● Set exercise A: Count the lines in the records below that contain the string "cart", and give only that number. Case counts.

● Excerpt to read:
Kudos to Canon for resisting temptation and not putting IS on a lens that doesn't really need it. Good job concentrating on improving the 24-70 in other, more important ways... and continuing to improve the high ISO capabilities of your cameras, which to a significant degree can offset the need for IS on any lens.

The 24-70/2.8 is targeted at relatively experienced users who are more likely concerned about other things... such as durability, sealing, premium image quality... than stabization on a focal length range where it's less necessary. It might have been necessary to compromise on some of the other important lens features, in order to include IS on it. I don't know... I'm not an optical engineer. I don't know if the above quote about negative effects of stabilization on wide and mid-range zooms is correct or not. I do know that that IS adds complexity and components to the optical forumla of any lenses it's implemented on. And some of those components have to move, too, to do it's job. That's more stuff inside the lens to wear out over time, or to require adjustment, or to break at the most inopportune moment. Not to mention, added cost.

Now with some lenses and for some users it's well worth the trade-offs to have IS. I'm a big fan of IS on telephotos and after using lenses with it for 10+ years, wouldn't want to be without it on my 200mm, 300mm and longer lenses. And, hey, if it's not an added cost, or I simply don't have a choice, I'll take it on any lens... It's generally reliable enough and worthwhile to have, rather than not have it. But, given a choice and all other things being equal, I wouldn't pay extra just to have IS on a 24-70 or a 16-35mm lens, especially if it also compromised the image quality!

Canon's selection of 70-200mm lenses gives us an opportunity to compare the differences necessary to add IS to a lens. In terms of cost, the 70-200/2.8 non-IS is about $500 less expensive than the original 70-200/2.8 IS, and fully $1000 cheaper than the Mark II version! The 70-200/4 non-IS is lists for nearly half the price of the 70-200/4 IS.

● Record extracts:
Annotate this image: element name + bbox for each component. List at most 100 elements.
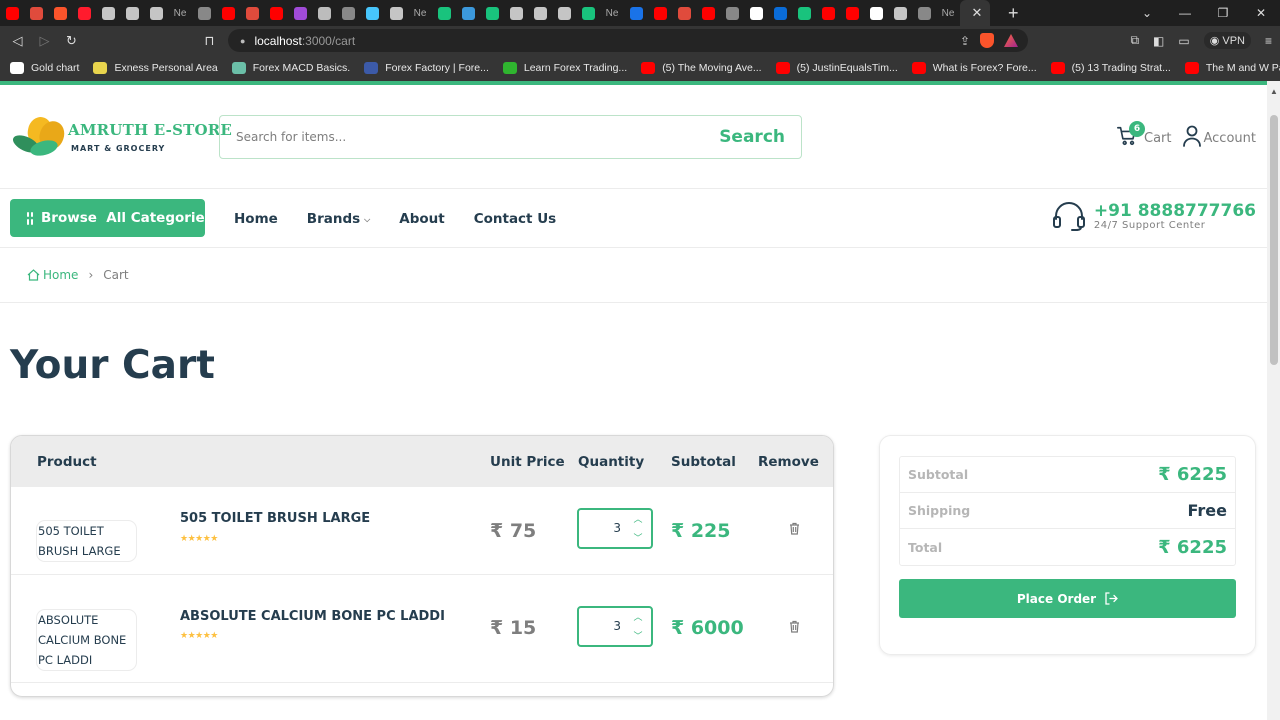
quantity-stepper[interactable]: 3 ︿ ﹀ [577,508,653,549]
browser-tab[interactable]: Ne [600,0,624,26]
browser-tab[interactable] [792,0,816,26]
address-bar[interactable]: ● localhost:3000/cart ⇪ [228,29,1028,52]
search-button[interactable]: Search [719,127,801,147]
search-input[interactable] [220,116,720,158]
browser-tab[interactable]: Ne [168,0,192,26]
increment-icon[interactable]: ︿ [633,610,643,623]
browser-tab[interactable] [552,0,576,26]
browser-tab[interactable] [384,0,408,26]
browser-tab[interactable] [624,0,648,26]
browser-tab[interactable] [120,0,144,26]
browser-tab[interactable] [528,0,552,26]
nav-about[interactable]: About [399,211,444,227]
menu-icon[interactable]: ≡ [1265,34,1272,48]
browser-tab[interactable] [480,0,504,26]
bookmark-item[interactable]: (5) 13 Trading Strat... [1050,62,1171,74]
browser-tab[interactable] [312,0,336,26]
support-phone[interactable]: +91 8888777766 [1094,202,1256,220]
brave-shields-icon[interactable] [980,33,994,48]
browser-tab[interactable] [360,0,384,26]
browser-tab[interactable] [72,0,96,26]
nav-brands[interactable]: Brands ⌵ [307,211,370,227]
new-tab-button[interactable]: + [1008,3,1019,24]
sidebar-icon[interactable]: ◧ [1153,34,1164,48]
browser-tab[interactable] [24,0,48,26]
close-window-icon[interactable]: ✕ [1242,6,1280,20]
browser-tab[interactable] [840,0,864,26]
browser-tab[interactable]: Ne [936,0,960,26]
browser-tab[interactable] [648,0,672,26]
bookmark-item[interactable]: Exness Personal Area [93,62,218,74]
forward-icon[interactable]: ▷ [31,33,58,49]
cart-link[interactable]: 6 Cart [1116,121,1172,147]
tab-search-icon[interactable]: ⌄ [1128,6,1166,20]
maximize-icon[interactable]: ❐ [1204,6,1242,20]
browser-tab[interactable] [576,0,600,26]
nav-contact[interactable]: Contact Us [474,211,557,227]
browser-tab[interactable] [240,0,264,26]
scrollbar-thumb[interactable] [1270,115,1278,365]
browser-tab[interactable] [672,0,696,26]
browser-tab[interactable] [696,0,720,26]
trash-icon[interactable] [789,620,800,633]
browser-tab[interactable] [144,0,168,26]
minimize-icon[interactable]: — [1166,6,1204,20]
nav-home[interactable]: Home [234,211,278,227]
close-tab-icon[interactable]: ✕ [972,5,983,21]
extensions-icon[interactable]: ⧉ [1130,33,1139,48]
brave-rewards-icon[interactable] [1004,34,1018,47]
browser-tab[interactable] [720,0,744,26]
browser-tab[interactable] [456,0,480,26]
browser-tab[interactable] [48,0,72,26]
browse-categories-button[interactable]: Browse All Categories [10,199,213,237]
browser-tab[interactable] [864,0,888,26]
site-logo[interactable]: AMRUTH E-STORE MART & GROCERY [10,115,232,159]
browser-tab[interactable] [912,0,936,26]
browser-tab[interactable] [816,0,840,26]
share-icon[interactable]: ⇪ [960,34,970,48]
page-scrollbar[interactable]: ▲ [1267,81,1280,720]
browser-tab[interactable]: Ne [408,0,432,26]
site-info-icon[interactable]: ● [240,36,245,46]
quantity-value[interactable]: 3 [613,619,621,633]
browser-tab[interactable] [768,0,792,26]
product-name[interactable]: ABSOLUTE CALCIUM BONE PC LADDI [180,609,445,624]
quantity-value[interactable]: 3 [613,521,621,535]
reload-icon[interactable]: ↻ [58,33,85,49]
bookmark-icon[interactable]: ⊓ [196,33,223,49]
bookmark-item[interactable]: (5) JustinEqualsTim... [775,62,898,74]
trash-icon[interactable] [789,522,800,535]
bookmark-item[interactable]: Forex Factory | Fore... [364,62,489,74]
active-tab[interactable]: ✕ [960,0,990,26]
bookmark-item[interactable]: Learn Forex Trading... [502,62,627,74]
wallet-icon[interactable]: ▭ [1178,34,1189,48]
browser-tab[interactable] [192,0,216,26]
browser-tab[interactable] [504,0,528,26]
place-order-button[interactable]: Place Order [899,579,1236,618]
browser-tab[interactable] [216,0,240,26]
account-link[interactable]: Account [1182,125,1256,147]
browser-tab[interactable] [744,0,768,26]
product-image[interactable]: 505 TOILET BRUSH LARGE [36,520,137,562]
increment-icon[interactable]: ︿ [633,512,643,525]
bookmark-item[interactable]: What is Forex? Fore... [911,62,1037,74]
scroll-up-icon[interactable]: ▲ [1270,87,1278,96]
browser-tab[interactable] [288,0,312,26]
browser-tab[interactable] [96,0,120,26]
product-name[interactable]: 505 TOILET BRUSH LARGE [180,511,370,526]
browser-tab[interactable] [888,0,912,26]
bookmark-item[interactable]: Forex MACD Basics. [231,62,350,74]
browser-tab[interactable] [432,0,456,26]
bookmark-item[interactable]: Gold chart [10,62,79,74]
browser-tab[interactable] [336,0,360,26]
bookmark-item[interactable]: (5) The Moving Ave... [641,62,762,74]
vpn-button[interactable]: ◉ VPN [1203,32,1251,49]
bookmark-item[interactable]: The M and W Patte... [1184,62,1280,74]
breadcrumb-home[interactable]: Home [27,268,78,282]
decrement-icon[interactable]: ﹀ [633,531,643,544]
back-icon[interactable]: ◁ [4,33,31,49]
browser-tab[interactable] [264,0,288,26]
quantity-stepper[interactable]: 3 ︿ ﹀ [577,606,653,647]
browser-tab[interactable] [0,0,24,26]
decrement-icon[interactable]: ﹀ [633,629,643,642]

● Set exercise B: Please copy the part of the lens discussion above from "Canon's selection of" to "the 70-200/4 IS.", word for word.

● Full answer A: 2

● Full answer B:
Canon's selection of 70-200mm lenses gives us an opportunity to compare the differences necessary to add IS to a lens. In terms of cost, the 70-200/2.8 non-IS is about $500 less expensive than the original 70-200/2.8 IS, and fully $1000 cheaper than the Mark II version! The 70-200/4 non-IS is lists for nearly half the price of the 70-200/4 IS.